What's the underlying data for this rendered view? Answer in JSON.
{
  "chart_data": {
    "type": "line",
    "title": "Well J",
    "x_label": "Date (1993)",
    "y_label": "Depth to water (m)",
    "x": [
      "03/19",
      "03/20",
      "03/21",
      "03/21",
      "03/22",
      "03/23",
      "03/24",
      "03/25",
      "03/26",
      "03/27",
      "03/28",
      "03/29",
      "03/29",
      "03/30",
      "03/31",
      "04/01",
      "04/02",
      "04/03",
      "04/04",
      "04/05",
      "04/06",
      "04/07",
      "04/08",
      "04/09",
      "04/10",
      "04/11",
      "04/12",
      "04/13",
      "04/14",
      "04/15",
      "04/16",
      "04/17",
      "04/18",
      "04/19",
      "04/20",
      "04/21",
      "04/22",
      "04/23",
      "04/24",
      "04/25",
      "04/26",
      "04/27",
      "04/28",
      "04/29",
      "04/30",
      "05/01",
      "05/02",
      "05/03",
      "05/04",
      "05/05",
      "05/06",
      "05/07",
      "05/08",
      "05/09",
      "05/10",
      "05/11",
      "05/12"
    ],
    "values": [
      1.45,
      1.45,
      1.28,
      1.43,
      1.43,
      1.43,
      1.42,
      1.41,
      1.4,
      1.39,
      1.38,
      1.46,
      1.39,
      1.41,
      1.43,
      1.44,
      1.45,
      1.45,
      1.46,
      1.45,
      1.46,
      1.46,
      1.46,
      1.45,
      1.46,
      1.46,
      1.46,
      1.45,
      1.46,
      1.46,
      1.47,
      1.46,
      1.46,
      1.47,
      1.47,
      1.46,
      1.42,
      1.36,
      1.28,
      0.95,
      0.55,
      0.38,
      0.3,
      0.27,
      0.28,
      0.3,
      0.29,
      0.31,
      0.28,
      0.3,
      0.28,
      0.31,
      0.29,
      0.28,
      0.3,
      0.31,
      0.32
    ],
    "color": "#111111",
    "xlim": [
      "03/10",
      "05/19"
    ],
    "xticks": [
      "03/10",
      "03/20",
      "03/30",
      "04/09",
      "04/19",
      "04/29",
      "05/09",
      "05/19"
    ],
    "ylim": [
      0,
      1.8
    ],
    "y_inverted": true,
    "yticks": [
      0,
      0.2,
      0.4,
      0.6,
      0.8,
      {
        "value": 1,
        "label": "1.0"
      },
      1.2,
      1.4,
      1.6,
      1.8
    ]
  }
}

→ Work to do: Write the material out again in its entirety, exactly as shown.

→ Task solution:
What's the underlying data for this rendered view? Answer in JSON.
{
  "chart_data": {
    "type": "line",
    "title": "Well J",
    "x_label": "Date (1993)",
    "y_label": "Depth to water (m)",
    "x": [
      "03/19",
      "03/20",
      "03/21",
      "03/21",
      "03/22",
      "03/23",
      "03/24",
      "03/25",
      "03/26",
      "03/27",
      "03/28",
      "03/29",
      "03/29",
      "03/30",
      "03/31",
      "04/01",
      "04/02",
      "04/03",
      "04/04",
      "04/05",
      "04/06",
      "04/07",
      "04/08",
      "04/09",
      "04/10",
      "04/11",
      "04/12",
      "04/13",
      "04/14",
      "04/15",
      "04/16",
      "04/17",
      "04/18",
      "04/19",
      "04/20",
      "04/21",
      "04/22",
      "04/23",
      "04/24",
      "04/25",
      "04/26",
      "04/27",
      "04/28",
      "04/29",
      "04/30",
      "05/01",
      "05/02",
      "05/03",
      "05/04",
      "05/05",
      "05/06",
      "05/07",
      "05/08",
      "05/09",
      "05/10",
      "05/11",
      "05/12"
    ],
    "values": [
      1.45,
      1.45,
      1.28,
      1.43,
      1.43,
      1.43,
      1.42,
      1.41,
      1.4,
      1.39,
      1.38,
      1.46,
      1.39,
      1.41,
      1.43,
      1.44,
      1.45,
      1.45,
      1.46,
      1.45,
      1.46,
      1.46,
      1.46,
      1.45,
      1.46,
      1.46,
      1.46,
      1.45,
      1.46,
      1.46,
      1.47,
      1.46,
      1.46,
      1.47,
      1.47,
      1.46,
      1.42,
      1.36,
      1.28,
      0.95,
      0.55,
      0.38,
      0.3,
      0.27,
      0.28,
      0.3,
      0.29,
      0.31,
      0.28,
      0.3,
      0.28,
      0.31,
      0.29,
      0.28,
      0.3,
      0.31,
      0.32
    ],
    "color": "#111111",
    "xlim": [
      "03/10",
      "05/19"
    ],
    "xticks": [
      "03/10",
      "03/20",
      "03/30",
      "04/09",
      "04/19",
      "04/29",
      "05/09",
      "05/19"
    ],
    "ylim": [
      0,
      1.8
    ],
    "y_inverted": true,
    "yticks": [
      0,
      0.2,
      0.4,
      0.6,
      0.8,
      {
        "value": 1,
        "label": "1.0"
      },
      1.2,
      1.4,
      1.6,
      1.8
    ]
  }
}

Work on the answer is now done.